What needs to be done:
Write down every entry below once more, exactly.

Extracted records
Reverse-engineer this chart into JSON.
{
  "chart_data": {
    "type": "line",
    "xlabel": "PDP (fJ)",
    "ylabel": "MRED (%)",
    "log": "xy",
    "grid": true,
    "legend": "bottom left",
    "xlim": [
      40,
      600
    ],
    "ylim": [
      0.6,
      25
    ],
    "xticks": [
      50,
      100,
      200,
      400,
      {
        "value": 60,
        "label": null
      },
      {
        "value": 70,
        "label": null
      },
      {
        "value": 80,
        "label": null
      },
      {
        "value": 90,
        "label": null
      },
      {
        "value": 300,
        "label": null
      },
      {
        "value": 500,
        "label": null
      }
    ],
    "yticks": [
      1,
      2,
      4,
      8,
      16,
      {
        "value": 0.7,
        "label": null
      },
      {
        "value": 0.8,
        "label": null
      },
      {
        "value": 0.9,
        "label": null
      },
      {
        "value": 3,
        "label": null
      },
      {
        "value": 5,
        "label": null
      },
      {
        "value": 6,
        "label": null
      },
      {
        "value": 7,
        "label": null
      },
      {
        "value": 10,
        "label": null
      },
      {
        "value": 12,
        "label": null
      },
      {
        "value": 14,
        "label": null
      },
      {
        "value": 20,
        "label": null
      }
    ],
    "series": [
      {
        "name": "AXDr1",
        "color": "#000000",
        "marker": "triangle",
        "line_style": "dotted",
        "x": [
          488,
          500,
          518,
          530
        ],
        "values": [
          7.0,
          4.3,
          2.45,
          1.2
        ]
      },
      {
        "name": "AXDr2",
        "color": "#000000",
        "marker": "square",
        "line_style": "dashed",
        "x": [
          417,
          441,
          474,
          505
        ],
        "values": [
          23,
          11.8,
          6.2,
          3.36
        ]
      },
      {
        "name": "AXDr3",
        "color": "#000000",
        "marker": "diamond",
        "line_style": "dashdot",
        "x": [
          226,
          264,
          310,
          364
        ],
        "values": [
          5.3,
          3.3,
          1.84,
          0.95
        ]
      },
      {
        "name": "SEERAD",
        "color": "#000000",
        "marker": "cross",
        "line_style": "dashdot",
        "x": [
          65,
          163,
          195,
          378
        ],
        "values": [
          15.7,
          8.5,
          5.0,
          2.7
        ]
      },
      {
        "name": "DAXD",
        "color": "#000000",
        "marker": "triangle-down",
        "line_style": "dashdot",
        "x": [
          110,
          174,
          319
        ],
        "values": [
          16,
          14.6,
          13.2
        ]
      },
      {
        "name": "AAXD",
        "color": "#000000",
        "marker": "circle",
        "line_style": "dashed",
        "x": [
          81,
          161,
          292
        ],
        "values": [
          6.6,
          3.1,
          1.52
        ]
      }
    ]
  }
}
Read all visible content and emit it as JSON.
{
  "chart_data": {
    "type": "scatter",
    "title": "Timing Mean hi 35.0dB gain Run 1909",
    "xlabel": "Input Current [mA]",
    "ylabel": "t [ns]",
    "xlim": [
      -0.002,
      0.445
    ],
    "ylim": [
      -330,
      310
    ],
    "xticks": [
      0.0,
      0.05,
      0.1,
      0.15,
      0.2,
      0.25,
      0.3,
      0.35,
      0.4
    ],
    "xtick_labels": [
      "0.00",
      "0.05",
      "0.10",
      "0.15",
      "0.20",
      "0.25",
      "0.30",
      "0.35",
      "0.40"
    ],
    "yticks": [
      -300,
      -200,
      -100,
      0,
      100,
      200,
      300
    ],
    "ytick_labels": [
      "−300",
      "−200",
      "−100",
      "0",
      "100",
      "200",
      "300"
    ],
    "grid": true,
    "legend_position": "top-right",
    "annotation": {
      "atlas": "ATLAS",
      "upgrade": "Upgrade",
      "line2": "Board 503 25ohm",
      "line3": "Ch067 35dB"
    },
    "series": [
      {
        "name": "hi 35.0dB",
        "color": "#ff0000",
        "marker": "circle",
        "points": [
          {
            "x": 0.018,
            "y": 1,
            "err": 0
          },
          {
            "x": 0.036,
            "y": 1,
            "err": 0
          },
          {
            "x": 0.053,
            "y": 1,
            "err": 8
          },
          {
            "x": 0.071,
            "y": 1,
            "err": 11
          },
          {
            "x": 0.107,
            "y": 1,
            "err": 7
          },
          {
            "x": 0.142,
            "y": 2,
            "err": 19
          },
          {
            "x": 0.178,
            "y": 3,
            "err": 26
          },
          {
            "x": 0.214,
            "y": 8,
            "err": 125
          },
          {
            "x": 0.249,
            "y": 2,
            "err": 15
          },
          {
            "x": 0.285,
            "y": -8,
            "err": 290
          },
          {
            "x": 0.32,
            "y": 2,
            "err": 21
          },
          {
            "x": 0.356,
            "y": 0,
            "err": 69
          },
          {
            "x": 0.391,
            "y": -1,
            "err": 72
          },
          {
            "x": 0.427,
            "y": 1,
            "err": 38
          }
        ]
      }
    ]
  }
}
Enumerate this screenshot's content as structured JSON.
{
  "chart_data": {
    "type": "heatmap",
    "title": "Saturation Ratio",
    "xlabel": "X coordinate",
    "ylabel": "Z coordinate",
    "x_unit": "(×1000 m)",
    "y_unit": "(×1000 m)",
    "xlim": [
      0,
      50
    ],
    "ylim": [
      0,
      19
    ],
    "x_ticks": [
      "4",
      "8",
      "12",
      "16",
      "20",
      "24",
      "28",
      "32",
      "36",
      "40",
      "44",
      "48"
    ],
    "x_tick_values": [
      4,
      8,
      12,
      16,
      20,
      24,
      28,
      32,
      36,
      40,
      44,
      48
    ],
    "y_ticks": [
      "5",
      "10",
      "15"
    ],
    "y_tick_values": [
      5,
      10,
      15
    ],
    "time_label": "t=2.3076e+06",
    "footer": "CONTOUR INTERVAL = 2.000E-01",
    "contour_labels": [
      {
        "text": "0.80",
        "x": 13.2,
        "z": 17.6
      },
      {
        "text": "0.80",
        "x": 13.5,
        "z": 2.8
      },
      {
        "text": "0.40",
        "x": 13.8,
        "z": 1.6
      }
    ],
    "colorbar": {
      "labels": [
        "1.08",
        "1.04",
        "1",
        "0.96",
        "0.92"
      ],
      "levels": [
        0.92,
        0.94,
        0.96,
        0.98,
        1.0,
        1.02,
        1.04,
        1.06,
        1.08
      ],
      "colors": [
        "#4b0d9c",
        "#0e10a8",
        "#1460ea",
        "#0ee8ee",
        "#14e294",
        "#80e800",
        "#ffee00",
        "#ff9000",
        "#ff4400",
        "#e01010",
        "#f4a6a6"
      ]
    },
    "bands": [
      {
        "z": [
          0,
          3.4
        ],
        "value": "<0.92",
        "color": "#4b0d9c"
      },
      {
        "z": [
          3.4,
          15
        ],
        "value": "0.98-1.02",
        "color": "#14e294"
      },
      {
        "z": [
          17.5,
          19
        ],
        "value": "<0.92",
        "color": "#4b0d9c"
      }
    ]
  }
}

Task solution:
Reverse-engineer this chart into JSON.
{
  "chart_data": {
    "type": "line",
    "xlabel": "PDP (fJ)",
    "ylabel": "MRED (%)",
    "log": "xy",
    "grid": true,
    "legend": "bottom left",
    "xlim": [
      40,
      600
    ],
    "ylim": [
      0.6,
      25
    ],
    "xticks": [
      50,
      100,
      200,
      400,
      {
        "value": 60,
        "label": null
      },
      {
        "value": 70,
        "label": null
      },
      {
        "value": 80,
        "label": null
      },
      {
        "value": 90,
        "label": null
      },
      {
        "value": 300,
        "label": null
      },
      {
        "value": 500,
        "label": null
      }
    ],
    "yticks": [
      1,
      2,
      4,
      8,
      16,
      {
        "value": 0.7,
        "label": null
      },
      {
        "value": 0.8,
        "label": null
      },
      {
        "value": 0.9,
        "label": null
      },
      {
        "value": 3,
        "label": null
      },
      {
        "value": 5,
        "label": null
      },
      {
        "value": 6,
        "label": null
      },
      {
        "value": 7,
        "label": null
      },
      {
        "value": 10,
        "label": null
      },
      {
        "value": 12,
        "label": null
      },
      {
        "value": 14,
        "label": null
      },
      {
        "value": 20,
        "label": null
      }
    ],
    "series": [
      {
        "name": "AXDr1",
        "color": "#000000",
        "marker": "triangle",
        "line_style": "dotted",
        "x": [
          488,
          500,
          518,
          530
        ],
        "values": [
          7.0,
          4.3,
          2.45,
          1.2
        ]
      },
      {
        "name": "AXDr2",
        "color": "#000000",
        "marker": "square",
        "line_style": "dashed",
        "x": [
          417,
          441,
          474,
          505
        ],
        "values": [
          23,
          11.8,
          6.2,
          3.36
        ]
      },
      {
        "name": "AXDr3",
        "color": "#000000",
        "marker": "diamond",
        "line_style": "dashdot",
        "x": [
          226,
          264,
          310,
          364
        ],
        "values": [
          5.3,
          3.3,
          1.84,
          0.95
        ]
      },
      {
        "name": "SEERAD",
        "color": "#000000",
        "marker": "cross",
        "line_style": "dashdot",
        "x": [
          65,
          163,
          195,
          378
        ],
        "values": [
          15.7,
          8.5,
          5.0,
          2.7
        ]
      },
      {
        "name": "DAXD",
        "color": "#000000",
        "marker": "triangle-down",
        "line_style": "dashdot",
        "x": [
          110,
          174,
          319
        ],
        "values": [
          16,
          14.6,
          13.2
        ]
      },
      {
        "name": "AAXD",
        "color": "#000000",
        "marker": "circle",
        "line_style": "dashed",
        "x": [
          81,
          161,
          292
        ],
        "values": [
          6.6,
          3.1,
          1.52
        ]
      }
    ]
  }
}
Read all visible content and emit it as JSON.
{
  "chart_data": {
    "type": "scatter",
    "title": "Timing Mean hi 35.0dB gain Run 1909",
    "xlabel": "Input Current [mA]",
    "ylabel": "t [ns]",
    "xlim": [
      -0.002,
      0.445
    ],
    "ylim": [
      -330,
      310
    ],
    "xticks": [
      0.0,
      0.05,
      0.1,
      0.15,
      0.2,
      0.25,
      0.3,
      0.35,
      0.4
    ],
    "xtick_labels": [
      "0.00",
      "0.05",
      "0.10",
      "0.15",
      "0.20",
      "0.25",
      "0.30",
      "0.35",
      "0.40"
    ],
    "yticks": [
      -300,
      -200,
      -100,
      0,
      100,
      200,
      300
    ],
    "ytick_labels": [
      "−300",
      "−200",
      "−100",
      "0",
      "100",
      "200",
      "300"
    ],
    "grid": true,
    "legend_position": "top-right",
    "annotation": {
      "atlas": "ATLAS",
      "upgrade": "Upgrade",
      "line2": "Board 503 25ohm",
      "line3": "Ch067 35dB"
    },
    "series": [
      {
        "name": "hi 35.0dB",
        "color": "#ff0000",
        "marker": "circle",
        "points": [
          {
            "x": 0.018,
            "y": 1,
            "err": 0
          },
          {
            "x": 0.036,
            "y": 1,
            "err": 0
          },
          {
            "x": 0.053,
            "y": 1,
            "err": 8
          },
          {
            "x": 0.071,
            "y": 1,
            "err": 11
          },
          {
            "x": 0.107,
            "y": 1,
            "err": 7
          },
          {
            "x": 0.142,
            "y": 2,
            "err": 19
          },
          {
            "x": 0.178,
            "y": 3,
            "err": 26
          },
          {
            "x": 0.214,
            "y": 8,
            "err": 125
          },
          {
            "x": 0.249,
            "y": 2,
            "err": 15
          },
          {
            "x": 0.285,
            "y": -8,
            "err": 290
          },
          {
            "x": 0.32,
            "y": 2,
            "err": 21
          },
          {
            "x": 0.356,
            "y": 0,
            "err": 69
          },
          {
            "x": 0.391,
            "y": -1,
            "err": 72
          },
          {
            "x": 0.427,
            "y": 1,
            "err": 38
          }
        ]
      }
    ]
  }
}
Enumerate this screenshot's content as structured JSON.
{
  "chart_data": {
    "type": "heatmap",
    "title": "Saturation Ratio",
    "xlabel": "X coordinate",
    "ylabel": "Z coordinate",
    "x_unit": "(×1000 m)",
    "y_unit": "(×1000 m)",
    "xlim": [
      0,
      50
    ],
    "ylim": [
      0,
      19
    ],
    "x_ticks": [
      "4",
      "8",
      "12",
      "16",
      "20",
      "24",
      "28",
      "32",
      "36",
      "40",
      "44",
      "48"
    ],
    "x_tick_values": [
      4,
      8,
      12,
      16,
      20,
      24,
      28,
      32,
      36,
      40,
      44,
      48
    ],
    "y_ticks": [
      "5",
      "10",
      "15"
    ],
    "y_tick_values": [
      5,
      10,
      15
    ],
    "time_label": "t=2.3076e+06",
    "footer": "CONTOUR INTERVAL = 2.000E-01",
    "contour_labels": [
      {
        "text": "0.80",
        "x": 13.2,
        "z": 17.6
      },
      {
        "text": "0.80",
        "x": 13.5,
        "z": 2.8
      },
      {
        "text": "0.40",
        "x": 13.8,
        "z": 1.6
      }
    ],
    "colorbar": {
      "labels": [
        "1.08",
        "1.04",
        "1",
        "0.96",
        "0.92"
      ],
      "levels": [
        0.92,
        0.94,
        0.96,
        0.98,
        1.0,
        1.02,
        1.04,
        1.06,
        1.08
      ],
      "colors": [
        "#4b0d9c",
        "#0e10a8",
        "#1460ea",
        "#0ee8ee",
        "#14e294",
        "#80e800",
        "#ffee00",
        "#ff9000",
        "#ff4400",
        "#e01010",
        "#f4a6a6"
      ]
    },
    "bands": [
      {
        "z": [
          0,
          3.4
        ],
        "value": "<0.92",
        "color": "#4b0d9c"
      },
      {
        "z": [
          3.4,
          15
        ],
        "value": "0.98-1.02",
        "color": "#14e294"
      },
      {
        "z": [
          17.5,
          19
        ],
        "value": "<0.92",
        "color": "#4b0d9c"
      }
    ]
  }
}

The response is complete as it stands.